Short exercise A: Name every person the North Korea article mentions by name.
Short exercise B: Pick up the North Korea article after its last sentence and carry it on.

---- Document excerpt

Pundits Slam Trump’s Biblical Language On North Korea, But Praise His Defense Secretary’s Genocidal Threats

Pundits Slam Trump’s Biblical Language On North Korea, But Praise His Defense Secretary’s Genocidal Threats

Reprinted with permission from AlterNet.

 

President Donald Trump’s pledge to punish North Korea “with fire, fury and frankly, power, the likes of which this world has never seen before” triggered outrage from pundits and lawmakers across the political spectrum. The outrage over his apparent threat to annihilate North Korea, possibly with nuclear arms, prompted his advisors to insist that Trump’s comments were improvised.

When Defense Secretary James Mattis followed up with another belligerent statement, warning of “the end of [North Korea’s] regime and the destruction of its people,” the reaction from Washington’s political class was entirely different.

Though Mattis was nicknamed “Mad Dog” for his role in razing the city of Fallujah during the U.S. occupation of Iraq in 2004, pundits have rebranded him one of the “adults” in the White House — part of a class of sober-minded ex-generals appointed to rein in Trump’s divisive “America First” agenda.

CNN correspondent Dan Merica cast Mattis’ warning to oversee the mass slaughter of North Korea’s civilian population as a “tough statement.” This framing was echoed by Barbara Starr, the CNN Pentagon correspondent who serves as an enthusiastic stenographer for the Defense Department. Starr called Mattis’ rhetoric “very tough talk” and “a dire warning” to North Korea.

--------
---- Excerpted records

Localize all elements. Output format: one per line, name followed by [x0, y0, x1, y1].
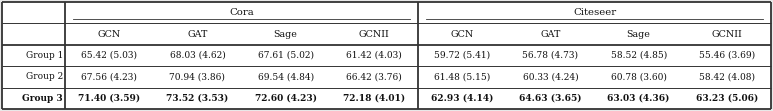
- Text: 65.42 (5.03): 65.42 (5.03): [81, 51, 137, 60]
- Text: 61.42 (4.03): 61.42 (4.03): [346, 51, 402, 60]
- Text: 73.52 (3.53): 73.52 (3.53): [166, 94, 229, 103]
- Text: 59.72 (5.41): 59.72 (5.41): [434, 51, 490, 60]
- Text: 67.61 (5.02): 67.61 (5.02): [257, 51, 314, 60]
- Text: 58.42 (4.08): 58.42 (4.08): [699, 72, 755, 81]
- Text: 56.78 (4.73): 56.78 (4.73): [523, 51, 578, 60]
- Text: GCNII: GCNII: [359, 30, 390, 39]
- Text: 66.42 (3.76): 66.42 (3.76): [346, 72, 402, 81]
- Text: 72.18 (4.01): 72.18 (4.01): [343, 94, 405, 103]
- Text: GCNII: GCNII: [711, 30, 742, 39]
- Text: Group 1: Group 1: [26, 51, 63, 60]
- Text: 67.56 (4.23): 67.56 (4.23): [81, 72, 137, 81]
- Text: GCN: GCN: [97, 30, 121, 39]
- Text: GAT: GAT: [540, 30, 560, 39]
- Text: 69.54 (4.84): 69.54 (4.84): [257, 72, 314, 81]
- Text: Group 2: Group 2: [26, 72, 63, 81]
- Text: Group 3: Group 3: [22, 94, 63, 103]
- Text: 60.33 (4.24): 60.33 (4.24): [523, 72, 578, 81]
- Text: 72.60 (4.23): 72.60 (4.23): [254, 94, 317, 103]
- Text: 58.52 (4.85): 58.52 (4.85): [611, 51, 667, 60]
- Text: GCN: GCN: [451, 30, 474, 39]
- Text: 62.93 (4.14): 62.93 (4.14): [431, 94, 493, 103]
- Text: 55.46 (3.69): 55.46 (3.69): [699, 51, 755, 60]
- Text: Citeseer: Citeseer: [573, 8, 616, 17]
- Text: Sage: Sage: [274, 30, 298, 39]
- Text: 71.40 (3.59): 71.40 (3.59): [78, 94, 140, 103]
- Text: 68.03 (4.62): 68.03 (4.62): [169, 51, 225, 60]
- Text: Cora: Cora: [229, 8, 254, 17]
- Text: 61.48 (5.15): 61.48 (5.15): [434, 72, 490, 81]
- Text: 70.94 (3.86): 70.94 (3.86): [169, 72, 226, 81]
- Text: 60.78 (3.60): 60.78 (3.60): [611, 72, 666, 81]
- Text: 63.03 (4.36): 63.03 (4.36): [608, 94, 670, 103]
- Text: 64.63 (3.65): 64.63 (3.65): [519, 94, 581, 103]
- Text: GAT: GAT: [187, 30, 208, 39]
- Text: 63.23 (5.06): 63.23 (5.06): [696, 94, 758, 103]
- Text: Sage: Sage: [627, 30, 651, 39]
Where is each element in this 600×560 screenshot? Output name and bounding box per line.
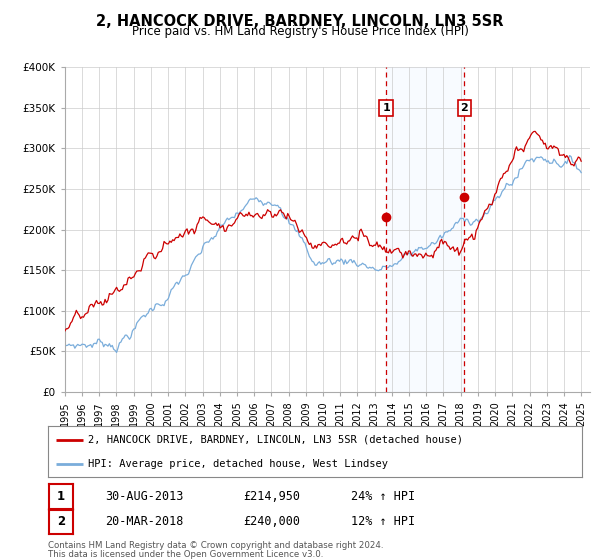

--------

Answer A: Donald Trump, James Mattis, Dan Merica, Barbara Starr

Answer B:
Self-described “GOP media guy” Rick Wilson, a veteran Republican consultant popular among liberals for his vehement criticism of Trump, applauded Mattis’ language, tweeting, “This is how you phrase it, not biblical-level chest beating.”

Perhaps the most bizarre response to Mattis’ statement came Washington Post national security reporter Dan Lamothe, who described it as a “call for de-escalation.”

The leak that triggered the threats

Both genocidal threats from Trump and Mattis were triggered by a confidential Defense Intelligence Agency assessment leaked to the Washington Post claiming that North Korea has “cross[ed] a key threshold on the path to becoming a full-fledged nuclear power.” The unverified analysis claimed that “60 nuclear weapons are now controlled by North Korean leader Kim Jong-un.”

Tim Shorrock, a veteran investigative journalist who has focused on Korean issues for several decades, was skeptical about the DIA leak. “I’m a little surprised by this report because for one thing it’s clearly not the collective conclusion of the intelligence community. It’s someone in the DIA and there’s no real analysis of what it is… They just say it has this miniature warhead and they can now put on an ICBM,” he said to Aaron Mate of the Real News Network.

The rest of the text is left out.